Written instruction: Would you return the complete listing below word for word?

─── Exercise data

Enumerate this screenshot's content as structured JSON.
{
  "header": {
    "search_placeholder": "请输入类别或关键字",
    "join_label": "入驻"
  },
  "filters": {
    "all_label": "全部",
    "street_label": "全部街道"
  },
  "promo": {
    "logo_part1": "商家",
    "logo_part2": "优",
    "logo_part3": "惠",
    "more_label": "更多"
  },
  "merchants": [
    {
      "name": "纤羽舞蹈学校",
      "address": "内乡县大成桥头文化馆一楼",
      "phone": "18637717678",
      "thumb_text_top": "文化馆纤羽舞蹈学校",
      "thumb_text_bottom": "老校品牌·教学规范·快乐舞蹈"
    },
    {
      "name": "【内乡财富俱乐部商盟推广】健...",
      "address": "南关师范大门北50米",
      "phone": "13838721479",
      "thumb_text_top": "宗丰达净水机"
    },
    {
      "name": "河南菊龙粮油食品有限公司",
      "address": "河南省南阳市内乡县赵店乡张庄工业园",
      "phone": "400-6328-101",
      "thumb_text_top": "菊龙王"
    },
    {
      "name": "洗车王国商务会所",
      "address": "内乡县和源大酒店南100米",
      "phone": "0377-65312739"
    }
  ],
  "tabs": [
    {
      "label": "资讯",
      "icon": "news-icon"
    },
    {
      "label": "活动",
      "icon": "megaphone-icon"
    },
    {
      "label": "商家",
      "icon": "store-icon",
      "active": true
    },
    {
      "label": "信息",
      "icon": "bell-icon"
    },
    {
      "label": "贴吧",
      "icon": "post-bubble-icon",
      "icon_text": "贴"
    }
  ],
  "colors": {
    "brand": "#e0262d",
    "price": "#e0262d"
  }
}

──────

Result of the task:
Enumerate this screenshot's content as structured JSON.
{
  "header": {
    "search_placeholder": "请输入类别或关键字",
    "join_label": "入驻"
  },
  "filters": {
    "all_label": "全部",
    "street_label": "全部街道"
  },
  "promo": {
    "logo_part1": "商家",
    "logo_part2": "优",
    "logo_part3": "惠",
    "more_label": "更多"
  },
  "merchants": [
    {
      "name": "纤羽舞蹈学校",
      "address": "内乡县大成桥头文化馆一楼",
      "phone": "18637717678",
      "thumb_text_top": "文化馆纤羽舞蹈学校",
      "thumb_text_bottom": "老校品牌·教学规范·快乐舞蹈"
    },
    {
      "name": "【内乡财富俱乐部商盟推广】健...",
      "address": "南关师范大门北50米",
      "phone": "13838721479",
      "thumb_text_top": "宗丰达净水机"
    },
    {
      "name": "河南菊龙粮油食品有限公司",
      "address": "河南省南阳市内乡县赵店乡张庄工业园",
      "phone": "400-6328-101",
      "thumb_text_top": "菊龙王"
    },
    {
      "name": "洗车王国商务会所",
      "address": "内乡县和源大酒店南100米",
      "phone": "0377-65312739"
    }
  ],
  "tabs": [
    {
      "label": "资讯",
      "icon": "news-icon"
    },
    {
      "label": "活动",
      "icon": "megaphone-icon"
    },
    {
      "label": "商家",
      "icon": "store-icon",
      "active": true
    },
    {
      "label": "信息",
      "icon": "bell-icon"
    },
    {
      "label": "贴吧",
      "icon": "post-bubble-icon",
      "icon_text": "贴"
    }
  ],
  "colors": {
    "brand": "#e0262d",
    "price": "#e0262d"
  }
}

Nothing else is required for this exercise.